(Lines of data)
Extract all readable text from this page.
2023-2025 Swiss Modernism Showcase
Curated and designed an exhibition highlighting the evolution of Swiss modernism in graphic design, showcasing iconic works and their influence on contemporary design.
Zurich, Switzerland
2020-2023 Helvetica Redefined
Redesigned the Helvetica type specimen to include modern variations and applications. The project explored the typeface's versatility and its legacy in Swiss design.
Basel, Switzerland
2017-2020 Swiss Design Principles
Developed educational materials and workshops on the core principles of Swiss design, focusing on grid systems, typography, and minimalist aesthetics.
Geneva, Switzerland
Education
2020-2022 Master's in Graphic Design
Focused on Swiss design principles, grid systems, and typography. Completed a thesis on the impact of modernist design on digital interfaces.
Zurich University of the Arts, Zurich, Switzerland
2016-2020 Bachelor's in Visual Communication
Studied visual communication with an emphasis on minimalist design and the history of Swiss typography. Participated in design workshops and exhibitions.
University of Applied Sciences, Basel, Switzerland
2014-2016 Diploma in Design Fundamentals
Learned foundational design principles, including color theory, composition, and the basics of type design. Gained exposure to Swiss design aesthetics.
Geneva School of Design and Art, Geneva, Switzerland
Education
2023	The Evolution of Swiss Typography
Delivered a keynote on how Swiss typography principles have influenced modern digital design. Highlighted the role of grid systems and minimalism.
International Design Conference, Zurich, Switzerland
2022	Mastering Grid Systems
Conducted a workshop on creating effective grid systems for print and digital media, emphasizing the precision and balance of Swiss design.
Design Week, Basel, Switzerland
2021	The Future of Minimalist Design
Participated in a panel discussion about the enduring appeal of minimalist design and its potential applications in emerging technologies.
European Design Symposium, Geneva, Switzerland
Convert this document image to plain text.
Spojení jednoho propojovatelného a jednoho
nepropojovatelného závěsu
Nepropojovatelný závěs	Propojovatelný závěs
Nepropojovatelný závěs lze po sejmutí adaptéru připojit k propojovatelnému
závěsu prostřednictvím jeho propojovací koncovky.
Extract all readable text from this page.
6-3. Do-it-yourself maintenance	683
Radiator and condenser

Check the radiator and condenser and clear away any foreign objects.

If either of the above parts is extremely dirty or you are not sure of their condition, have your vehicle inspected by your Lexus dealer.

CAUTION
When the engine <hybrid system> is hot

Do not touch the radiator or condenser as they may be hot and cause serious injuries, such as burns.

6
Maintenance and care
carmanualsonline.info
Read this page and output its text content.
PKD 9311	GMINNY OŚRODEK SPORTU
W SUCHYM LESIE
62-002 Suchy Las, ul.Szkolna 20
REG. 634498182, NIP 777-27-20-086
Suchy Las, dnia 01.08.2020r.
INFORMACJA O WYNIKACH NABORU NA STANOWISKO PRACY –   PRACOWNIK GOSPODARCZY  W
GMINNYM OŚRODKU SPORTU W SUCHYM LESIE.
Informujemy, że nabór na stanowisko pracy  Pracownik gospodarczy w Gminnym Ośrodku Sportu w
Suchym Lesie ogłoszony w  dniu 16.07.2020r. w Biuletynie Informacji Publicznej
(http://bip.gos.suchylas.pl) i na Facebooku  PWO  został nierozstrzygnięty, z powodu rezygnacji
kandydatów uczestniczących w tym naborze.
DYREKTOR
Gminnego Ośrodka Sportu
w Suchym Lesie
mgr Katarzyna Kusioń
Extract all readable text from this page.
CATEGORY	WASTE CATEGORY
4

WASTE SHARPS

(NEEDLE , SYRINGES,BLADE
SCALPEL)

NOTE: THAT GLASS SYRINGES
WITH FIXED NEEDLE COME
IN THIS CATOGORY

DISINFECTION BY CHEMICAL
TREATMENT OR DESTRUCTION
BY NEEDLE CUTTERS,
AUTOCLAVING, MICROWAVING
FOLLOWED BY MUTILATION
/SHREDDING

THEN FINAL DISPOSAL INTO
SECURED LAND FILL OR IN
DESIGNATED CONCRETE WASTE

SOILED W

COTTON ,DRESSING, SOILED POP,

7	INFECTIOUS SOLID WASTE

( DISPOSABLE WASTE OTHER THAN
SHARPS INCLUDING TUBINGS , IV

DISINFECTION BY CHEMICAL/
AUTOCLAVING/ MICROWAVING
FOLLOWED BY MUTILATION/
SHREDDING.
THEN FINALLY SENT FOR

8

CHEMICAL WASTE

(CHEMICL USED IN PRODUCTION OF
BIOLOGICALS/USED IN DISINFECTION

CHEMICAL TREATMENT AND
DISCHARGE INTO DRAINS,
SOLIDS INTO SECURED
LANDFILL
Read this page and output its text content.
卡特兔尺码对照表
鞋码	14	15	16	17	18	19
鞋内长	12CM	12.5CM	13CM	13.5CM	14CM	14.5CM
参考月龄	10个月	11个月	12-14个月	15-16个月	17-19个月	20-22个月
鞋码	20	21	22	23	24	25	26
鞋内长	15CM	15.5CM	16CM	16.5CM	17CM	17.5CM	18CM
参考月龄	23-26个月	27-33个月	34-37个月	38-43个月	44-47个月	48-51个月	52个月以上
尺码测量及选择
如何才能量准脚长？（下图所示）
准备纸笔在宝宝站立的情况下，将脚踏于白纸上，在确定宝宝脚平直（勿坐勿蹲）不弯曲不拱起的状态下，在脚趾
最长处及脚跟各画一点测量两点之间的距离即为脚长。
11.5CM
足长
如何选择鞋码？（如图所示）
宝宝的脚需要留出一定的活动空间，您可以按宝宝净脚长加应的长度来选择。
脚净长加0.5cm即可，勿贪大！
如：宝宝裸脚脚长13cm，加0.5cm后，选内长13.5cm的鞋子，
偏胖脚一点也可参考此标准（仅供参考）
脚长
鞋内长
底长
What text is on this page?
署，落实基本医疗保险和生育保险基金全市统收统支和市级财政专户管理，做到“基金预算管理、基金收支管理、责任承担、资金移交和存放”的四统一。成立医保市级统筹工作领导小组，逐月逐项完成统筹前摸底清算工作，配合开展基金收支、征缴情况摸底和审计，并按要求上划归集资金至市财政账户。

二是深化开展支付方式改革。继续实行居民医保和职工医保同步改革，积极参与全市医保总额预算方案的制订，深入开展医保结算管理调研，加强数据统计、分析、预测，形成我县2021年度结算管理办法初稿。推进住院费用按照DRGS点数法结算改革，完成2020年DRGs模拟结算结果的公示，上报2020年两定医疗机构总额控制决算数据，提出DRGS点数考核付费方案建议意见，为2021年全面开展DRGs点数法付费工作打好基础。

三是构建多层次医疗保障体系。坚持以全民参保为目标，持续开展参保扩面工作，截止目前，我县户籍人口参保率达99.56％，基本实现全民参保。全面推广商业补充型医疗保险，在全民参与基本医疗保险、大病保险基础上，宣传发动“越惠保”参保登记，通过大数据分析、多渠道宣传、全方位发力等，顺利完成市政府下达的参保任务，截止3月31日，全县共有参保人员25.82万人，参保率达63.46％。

#### EXERCISE PROMPT:
From the line containing "What text is on this page?" to the last line of the material, please quote every line exactly and only those.

#### RESULT OF THE EXERCISE:
What text is on this page?
署，落实基本医疗保险和生育保险基金全市统收统支和市级财政专户管理，做到“基金预算管理、基金收支管理、责任承担、资金移交和存放”的四统一。成立医保市级统筹工作领导小组，逐月逐项完成统筹前摸底清算工作，配合开展基金收支、征缴情况摸底和审计，并按要求上划归集资金至市财政账户。

二是深化开展支付方式改革。继续实行居民医保和职工医保同步改革，积极参与全市医保总额预算方案的制订，深入开展医保结算管理调研，加强数据统计、分析、预测，形成我县2021年度结算管理办法初稿。推进住院费用按照DRGS点数法结算改革，完成2020年DRGs模拟结算结果的公示，上报2020年两定医疗机构总额控制决算数据，提出DRGS点数考核付费方案建议意见，为2021年全面开展DRGs点数法付费工作打好基础。

三是构建多层次医疗保障体系。坚持以全民参保为目标，持续开展参保扩面工作，截止目前，我县户籍人口参保率达99.56％，基本实现全民参保。全面推广商业补充型医疗保险，在全民参与基本医疗保险、大病保险基础上，宣传发动“越惠保”参保登记，通过大数据分析、多渠道宣传、全方位发力等，顺利完成市政府下达的参保任务，截止3月31日，全县共有参保人员25.82万人，参保率达63.46％。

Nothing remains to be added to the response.